_Exercise goal_
Set down the records again. Every word and mark must match exactly.

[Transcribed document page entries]
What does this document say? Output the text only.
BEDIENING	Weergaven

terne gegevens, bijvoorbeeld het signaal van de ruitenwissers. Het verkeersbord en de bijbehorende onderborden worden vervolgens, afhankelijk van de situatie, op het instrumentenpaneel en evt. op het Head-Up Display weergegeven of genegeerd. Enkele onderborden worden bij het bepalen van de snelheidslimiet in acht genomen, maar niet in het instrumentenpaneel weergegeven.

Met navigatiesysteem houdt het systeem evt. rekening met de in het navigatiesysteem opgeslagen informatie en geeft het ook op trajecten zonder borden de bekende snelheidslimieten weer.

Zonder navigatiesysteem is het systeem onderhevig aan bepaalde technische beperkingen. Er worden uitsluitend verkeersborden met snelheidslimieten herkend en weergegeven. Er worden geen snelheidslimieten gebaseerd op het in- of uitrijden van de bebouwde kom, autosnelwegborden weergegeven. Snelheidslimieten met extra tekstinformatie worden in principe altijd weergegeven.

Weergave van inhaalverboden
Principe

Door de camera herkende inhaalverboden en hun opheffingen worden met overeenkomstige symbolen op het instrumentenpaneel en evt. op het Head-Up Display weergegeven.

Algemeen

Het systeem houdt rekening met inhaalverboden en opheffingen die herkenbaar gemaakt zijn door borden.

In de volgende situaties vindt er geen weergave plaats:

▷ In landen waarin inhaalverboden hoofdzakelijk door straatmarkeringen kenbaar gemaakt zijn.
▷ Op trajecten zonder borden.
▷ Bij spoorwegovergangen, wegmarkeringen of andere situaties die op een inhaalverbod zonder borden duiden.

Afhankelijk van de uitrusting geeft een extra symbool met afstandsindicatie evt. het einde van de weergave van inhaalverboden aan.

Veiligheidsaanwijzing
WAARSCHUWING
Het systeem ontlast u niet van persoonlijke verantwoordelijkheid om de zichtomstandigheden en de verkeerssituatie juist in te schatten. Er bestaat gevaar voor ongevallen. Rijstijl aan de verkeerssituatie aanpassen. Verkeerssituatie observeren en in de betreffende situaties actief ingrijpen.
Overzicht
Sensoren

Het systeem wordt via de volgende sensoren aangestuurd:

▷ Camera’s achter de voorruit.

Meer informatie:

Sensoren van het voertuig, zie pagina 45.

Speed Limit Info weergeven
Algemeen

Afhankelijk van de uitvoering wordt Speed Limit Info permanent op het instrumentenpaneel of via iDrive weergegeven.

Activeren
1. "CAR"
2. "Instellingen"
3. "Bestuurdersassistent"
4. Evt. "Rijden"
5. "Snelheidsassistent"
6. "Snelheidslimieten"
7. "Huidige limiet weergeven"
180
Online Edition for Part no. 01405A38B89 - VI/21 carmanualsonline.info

_Response area_
What does this document say? Output the text only.
BEDIENING	Weergaven

terne gegevens, bijvoorbeeld het signaal van de ruitenwissers. Het verkeersbord en de bijbehorende onderborden worden vervolgens, afhankelijk van de situatie, op het instrumentenpaneel en evt. op het Head-Up Display weergegeven of genegeerd. Enkele onderborden worden bij het bepalen van de snelheidslimiet in acht genomen, maar niet in het instrumentenpaneel weergegeven.

Met navigatiesysteem houdt het systeem evt. rekening met de in het navigatiesysteem opgeslagen informatie en geeft het ook op trajecten zonder borden de bekende snelheidslimieten weer.

Zonder navigatiesysteem is het systeem onderhevig aan bepaalde technische beperkingen. Er worden uitsluitend verkeersborden met snelheidslimieten herkend en weergegeven. Er worden geen snelheidslimieten gebaseerd op het in- of uitrijden van de bebouwde kom, autosnelwegborden weergegeven. Snelheidslimieten met extra tekstinformatie worden in principe altijd weergegeven.

Weergave van inhaalverboden
Principe

Door de camera herkende inhaalverboden en hun opheffingen worden met overeenkomstige symbolen op het instrumentenpaneel en evt. op het Head-Up Display weergegeven.

Algemeen

Het systeem houdt rekening met inhaalverboden en opheffingen die herkenbaar gemaakt zijn door borden.

In de volgende situaties vindt er geen weergave plaats:

▷ In landen waarin inhaalverboden hoofdzakelijk door straatmarkeringen kenbaar gemaakt zijn.
▷ Op trajecten zonder borden.
▷ Bij spoorwegovergangen, wegmarkeringen of andere situaties die op een inhaalverbod zonder borden duiden.

Afhankelijk van de uitrusting geeft een extra symbool met afstandsindicatie evt. het einde van de weergave van inhaalverboden aan.

Veiligheidsaanwijzing
WAARSCHUWING
Het systeem ontlast u niet van persoonlijke verantwoordelijkheid om de zichtomstandigheden en de verkeerssituatie juist in te schatten. Er bestaat gevaar voor ongevallen. Rijstijl aan de verkeerssituatie aanpassen. Verkeerssituatie observeren en in de betreffende situaties actief ingrijpen.
Overzicht
Sensoren

Het systeem wordt via de volgende sensoren aangestuurd:

▷ Camera’s achter de voorruit.

Meer informatie:

Sensoren van het voertuig, zie pagina 45.

Speed Limit Info weergeven
Algemeen

Afhankelijk van de uitvoering wordt Speed Limit Info permanent op het instrumentenpaneel of via iDrive weergegeven.

Activeren
1. "CAR"
2. "Instellingen"
3. "Bestuurdersassistent"
4. Evt. "Rijden"
5. "Snelheidsassistent"
6. "Snelheidslimieten"
7. "Huidige limiet weergeven"
180
Online Edition for Part no. 01405A38B89 - VI/21 carmanualsonline.info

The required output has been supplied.